(Relevés des éléments et de leurs coordonnées)
——
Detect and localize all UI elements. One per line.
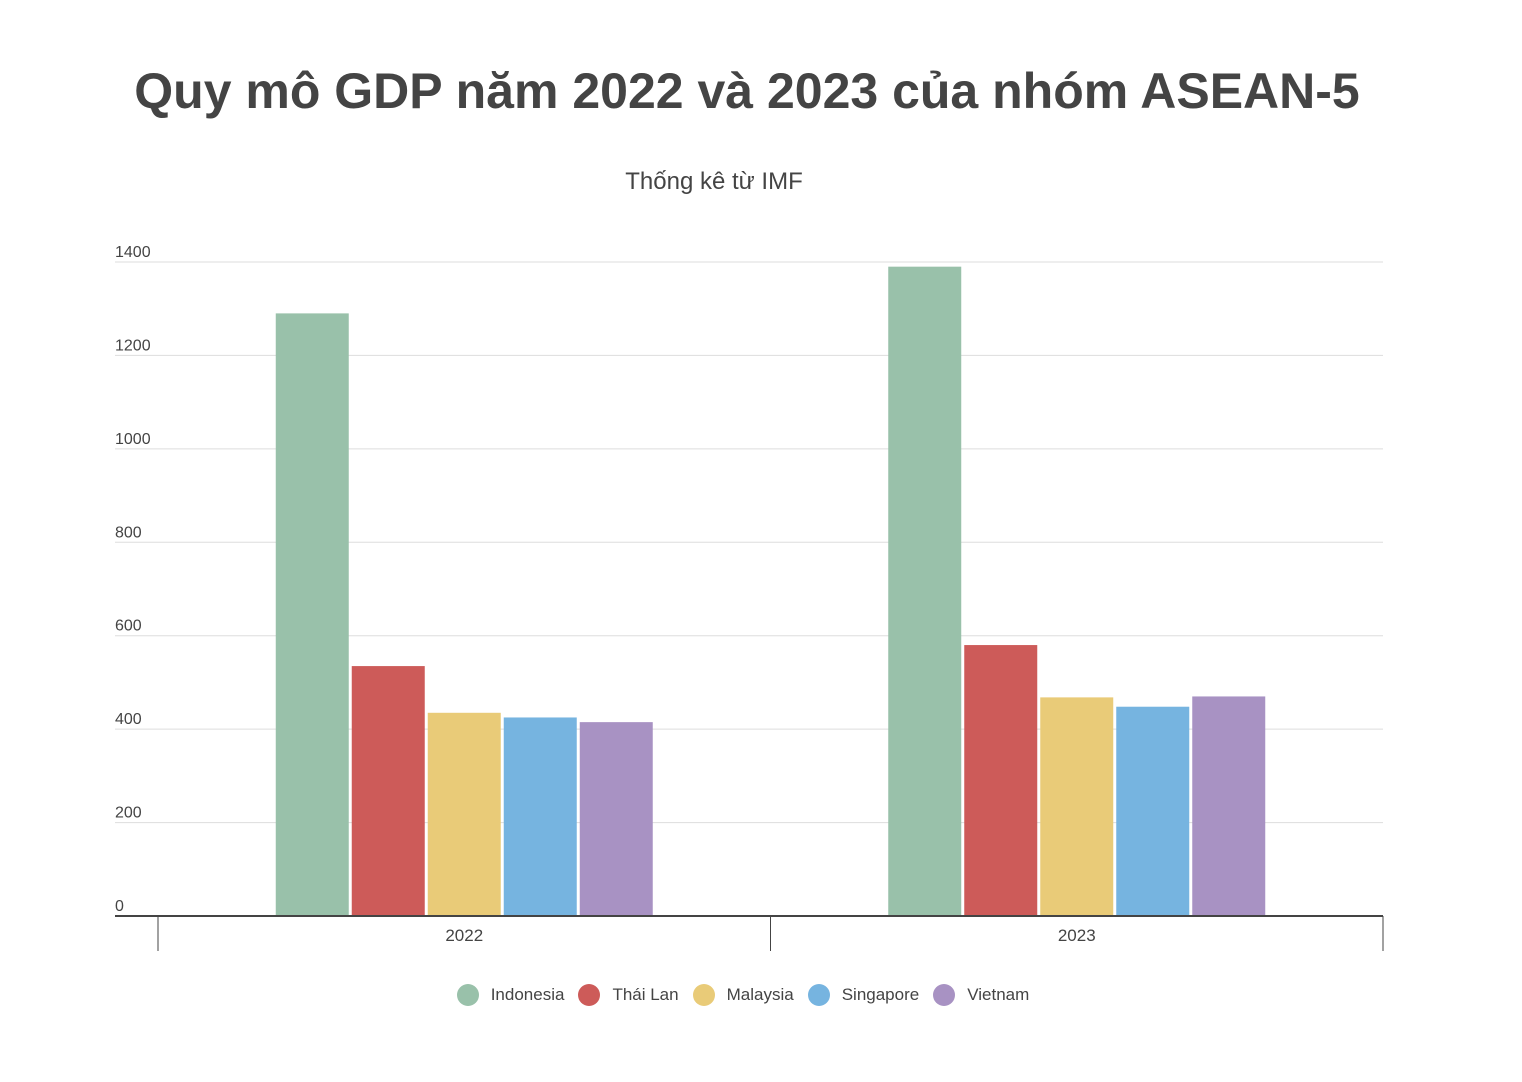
x-tick-label: 2022 bbox=[445, 926, 483, 945]
bar-singapore-2023 bbox=[1116, 706, 1190, 916]
legend-label: Malaysia bbox=[726, 985, 794, 1004]
chart-subtitle: Thống kê từ IMF bbox=[625, 168, 803, 195]
y-tick-label: 1400 bbox=[115, 244, 151, 261]
legend-swatch bbox=[456, 984, 479, 1006]
bar-malaysia-2022 bbox=[427, 712, 501, 916]
y-tick-label: 200 bbox=[115, 805, 142, 822]
bar-malaysia-2023 bbox=[1040, 697, 1114, 916]
y-tick-label: 1200 bbox=[115, 337, 151, 354]
bar-indonesia-2023 bbox=[888, 266, 962, 917]
bar-indonesia-2022 bbox=[275, 313, 349, 916]
y-tick-label: 400 bbox=[115, 711, 142, 728]
legend-item-singapore: Singapore bbox=[807, 984, 920, 1006]
y-axis-ticks: 0 200 400 600 800 1000 1200 1400 bbox=[115, 244, 151, 915]
legend-item-thái-lan: Thái Lan bbox=[578, 984, 679, 1006]
legend-item-indonesia: Indonesia bbox=[456, 984, 565, 1006]
legend-label: Indonesia bbox=[490, 985, 565, 1004]
bar-thái-lan-2022 bbox=[351, 666, 425, 916]
bar-vietnam-2023 bbox=[1192, 696, 1266, 916]
legend-swatch bbox=[807, 984, 830, 1006]
y-tick-label: 1000 bbox=[115, 431, 151, 448]
bars bbox=[275, 266, 1266, 917]
legend-label: Singapore bbox=[841, 985, 920, 1004]
bar-thái-lan-2023 bbox=[964, 645, 1038, 916]
x-tick-label: 2023 bbox=[1058, 926, 1096, 945]
legend-swatch bbox=[578, 984, 601, 1006]
bar-singapore-2022 bbox=[503, 717, 577, 916]
y-tick-label: 800 bbox=[115, 524, 142, 541]
legend-item-vietnam: Vietnam bbox=[933, 984, 1029, 1006]
legend-item-malaysia: Malaysia bbox=[692, 984, 794, 1006]
legend-label: Vietnam bbox=[967, 985, 1030, 1004]
x-axis-labels: 2022 2023 bbox=[445, 926, 1095, 945]
legend: Indonesia Thái Lan Malaysia Singapore Vietna… bbox=[0, 984, 1486, 1006]
legend-swatch bbox=[692, 984, 715, 1006]
chart-title: Quy mô GDP năm 2022 và 2023 của nhóm ASE… bbox=[134, 63, 1360, 119]
legend-swatch bbox=[933, 984, 956, 1006]
bar-vietnam-2022 bbox=[579, 722, 653, 916]
x-axis bbox=[115, 915, 1384, 951]
legend-label: Thái Lan bbox=[612, 985, 679, 1004]
y-tick-label: 600 bbox=[115, 618, 142, 635]
y-tick-label: 0 bbox=[115, 898, 124, 915]
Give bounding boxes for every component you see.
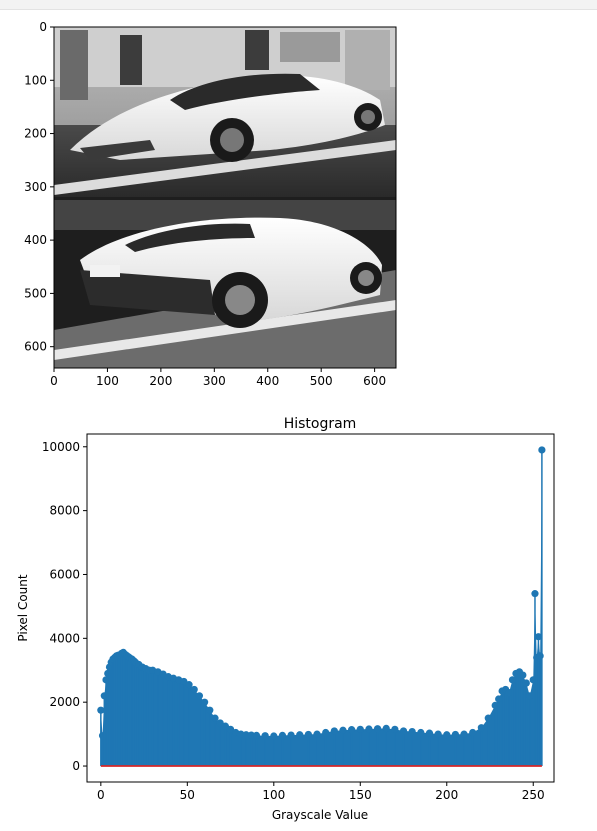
x-tick-label: 200 xyxy=(435,788,458,802)
x-tick-label: 50 xyxy=(180,788,195,802)
stem-marker xyxy=(365,725,373,733)
y-tick-label: 6000 xyxy=(49,567,80,581)
image-y-tick-label: 600 xyxy=(24,340,47,354)
image-y-tick-label: 400 xyxy=(24,233,47,247)
stem-marker xyxy=(531,590,539,598)
stem-marker xyxy=(216,719,224,727)
stem-marker xyxy=(242,731,250,739)
stem-marker xyxy=(313,730,321,738)
grayscale-image-plot: 0 100 200 300 400 500 600 0 100 200 300 400 500 600 xyxy=(24,20,397,388)
stem-marker xyxy=(451,730,460,739)
stem-marker xyxy=(408,727,416,736)
image-x-tick-label: 200 xyxy=(149,374,172,388)
stem-marker xyxy=(206,706,214,714)
stem-marker xyxy=(195,692,204,700)
image-x-tick-label: 500 xyxy=(310,374,333,388)
stem-marker xyxy=(348,726,356,734)
stem-marker xyxy=(278,731,287,739)
stem-marker xyxy=(296,731,304,739)
stem-marker xyxy=(534,633,543,641)
stem-marker xyxy=(477,724,485,732)
chart-title: Histogram xyxy=(284,416,357,432)
stem-marker xyxy=(185,681,193,689)
stem-marker xyxy=(287,731,295,739)
image-x-tick-label: 400 xyxy=(256,374,279,388)
stem-series xyxy=(97,446,546,767)
stem-marker xyxy=(304,730,312,739)
histogram-y-axis: 0 2000 4000 6000 8000 10000 xyxy=(42,440,87,773)
stem-marker xyxy=(536,652,544,660)
stem-marker xyxy=(508,676,517,684)
y-tick-label: 0 xyxy=(72,759,80,773)
y-tick-label: 2000 xyxy=(49,695,80,709)
stem-marker xyxy=(538,446,546,454)
image-x-tick-label: 100 xyxy=(96,374,119,388)
image-axes-frame xyxy=(53,26,397,369)
stem-marker xyxy=(522,679,530,687)
cell-top-bar xyxy=(0,0,597,10)
image-y-tick-label: 100 xyxy=(24,73,47,87)
stem-marker xyxy=(505,689,513,697)
stem-marker xyxy=(373,725,382,733)
stem-marker xyxy=(270,732,278,740)
stem-marker xyxy=(190,685,198,694)
x-tick-label: 250 xyxy=(522,788,545,802)
image-y-tick-label: 200 xyxy=(24,127,47,141)
stem-marker xyxy=(529,676,537,684)
image-x-axis: 0 100 200 300 400 500 600 xyxy=(50,368,386,388)
stem-marker xyxy=(356,725,364,733)
x-tick-label: 100 xyxy=(262,788,285,802)
stem-marker xyxy=(417,728,425,737)
stem-area xyxy=(100,449,542,767)
stem-marker xyxy=(330,727,338,735)
image-x-tick-label: 0 xyxy=(50,374,58,388)
stem-marker xyxy=(519,671,527,679)
stem-marker xyxy=(180,677,188,686)
stem-marker xyxy=(526,692,534,700)
car-photo-image xyxy=(54,27,396,368)
stem-marker xyxy=(104,669,112,678)
stem-marker xyxy=(484,714,492,722)
stem-marker xyxy=(491,701,499,709)
stem-marker xyxy=(322,728,330,737)
stem-marker xyxy=(100,692,108,700)
stem-marker xyxy=(261,732,269,740)
stem-marker xyxy=(247,731,255,739)
y-tick-label: 10000 xyxy=(42,440,80,454)
x-tick-label: 150 xyxy=(349,788,372,802)
image-x-tick-label: 600 xyxy=(363,374,386,388)
x-tick-label: 0 xyxy=(97,788,105,802)
stem-marker xyxy=(382,724,390,732)
image-y-tick-label: 300 xyxy=(24,180,47,194)
stem-marker xyxy=(226,725,235,733)
stem-marker xyxy=(495,695,503,703)
stem-marker xyxy=(339,726,347,734)
stem-marker xyxy=(399,727,408,735)
stem-marker xyxy=(102,676,110,684)
y-tick-label: 4000 xyxy=(49,631,80,645)
stem-marker xyxy=(425,729,434,737)
stem-marker xyxy=(221,722,229,730)
stem-marker xyxy=(252,731,261,739)
image-y-axis: 0 100 200 300 400 500 600 xyxy=(24,20,54,354)
y-tick-label: 8000 xyxy=(49,504,80,518)
image-y-tick-label: 0 xyxy=(39,20,47,34)
stem-marker xyxy=(97,706,105,714)
stem-marker xyxy=(201,698,209,706)
stem-marker xyxy=(211,714,219,722)
image-x-tick-label: 300 xyxy=(203,374,226,388)
x-axis-label: Grayscale Value xyxy=(272,808,368,822)
stem-marker xyxy=(98,732,107,740)
stem-marker xyxy=(434,730,442,738)
stem-marker xyxy=(460,730,468,738)
stem-marker xyxy=(391,725,399,733)
histogram-plot: Histogram 0 50 100 150 200 250 0 2000 4000 6000 8… xyxy=(16,416,555,822)
image-y-tick-label: 500 xyxy=(24,286,47,300)
histogram-x-axis: 0 50 100 150 200 250 xyxy=(97,782,545,802)
stem-marker xyxy=(443,731,451,739)
y-axis-label: Pixel Count xyxy=(16,574,30,642)
stem-marker xyxy=(469,728,477,737)
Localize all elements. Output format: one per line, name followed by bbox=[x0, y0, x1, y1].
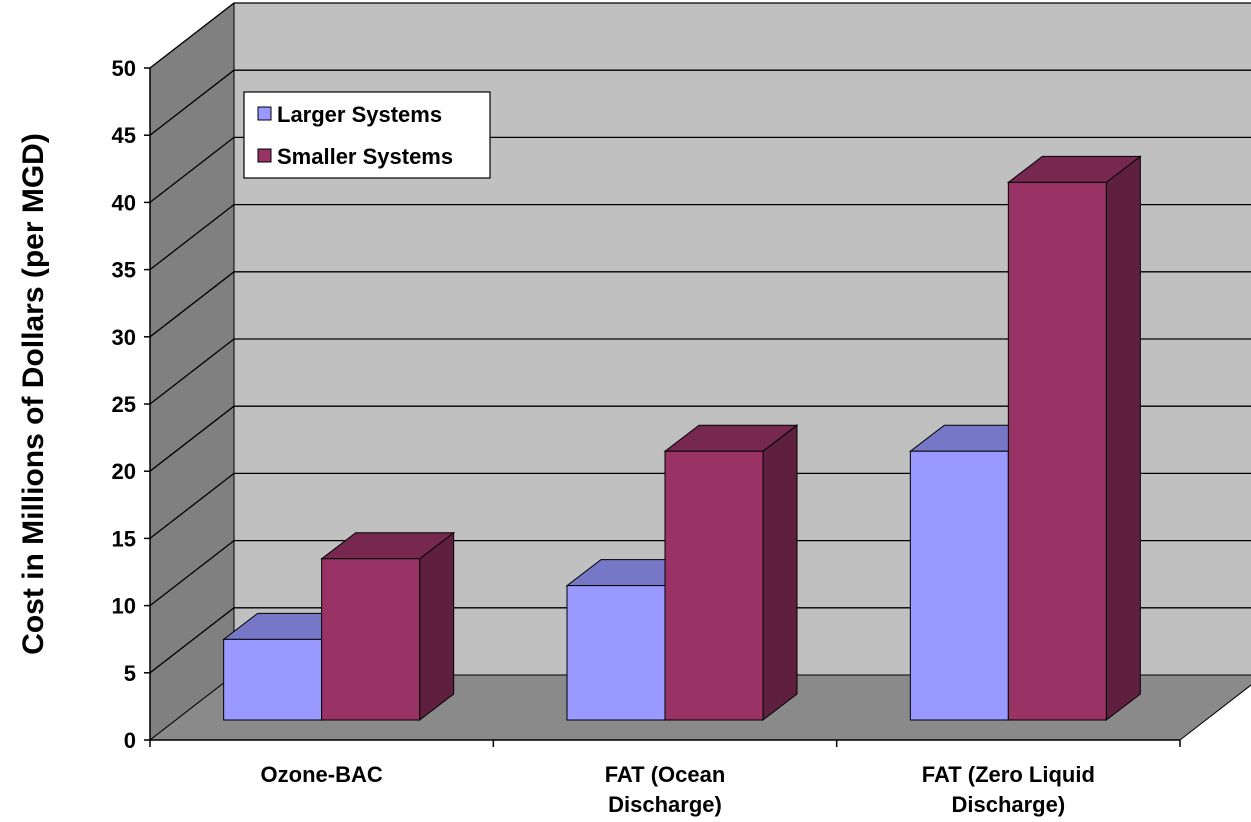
——
> _Consigne_: Recopiez sans aucune modification les lignes du listing ci-dessus, en partant de la ligne contenant "x-tick-label: 200 xyxy=(435,788,458,802)" et en allant jusqu'à la ligne contenant "y-tick-label: 2000 xyxy=(49,695,80,709)", ces deux lignes incluses.

> _Réponse attendue_:
x-tick-label: 200 xyxy=(435,788,458,802)
x-tick-label: 50 xyxy=(180,788,195,802)
stem-marker xyxy=(365,725,373,733)
y-tick-label: 6000 xyxy=(49,567,80,581)
image-y-tick-label: 600 xyxy=(24,340,47,354)
image-y-tick-label: 400 xyxy=(24,233,47,247)
stem-marker xyxy=(531,590,539,598)
stem-marker xyxy=(216,719,224,727)
stem-marker xyxy=(242,731,250,739)
stem-marker xyxy=(313,730,321,738)
grayscale-image-plot: 0 100 200 300 400 500 600 0 100 200 300 400 500 600 xyxy=(24,20,397,388)
stem-marker xyxy=(451,730,460,739)
stem-marker xyxy=(408,727,416,736)
image-x-tick-label: 200 xyxy=(149,374,172,388)
stem-marker xyxy=(206,706,214,714)
stem-marker xyxy=(195,692,204,700)
image-x-tick-label: 500 xyxy=(310,374,333,388)
stem-marker xyxy=(348,726,356,734)
stem-marker xyxy=(278,731,287,739)
stem-marker xyxy=(296,731,304,739)
stem-marker xyxy=(534,633,543,641)
stem-marker xyxy=(477,724,485,732)
chart-title: Histogram xyxy=(284,416,357,432)
stem-marker xyxy=(185,681,193,689)
stem-marker xyxy=(287,731,295,739)
image-x-tick-label: 400 xyxy=(256,374,279,388)
stem-series xyxy=(97,446,546,767)
stem-marker xyxy=(304,730,312,739)
histogram-y-axis: 0 2000 4000 6000 8000 10000 xyxy=(42,440,87,773)
stem-marker xyxy=(536,652,544,660)
stem-marker xyxy=(508,676,517,684)
y-tick-label: 0 xyxy=(72,759,80,773)
y-tick-label: 2000 xyxy=(49,695,80,709)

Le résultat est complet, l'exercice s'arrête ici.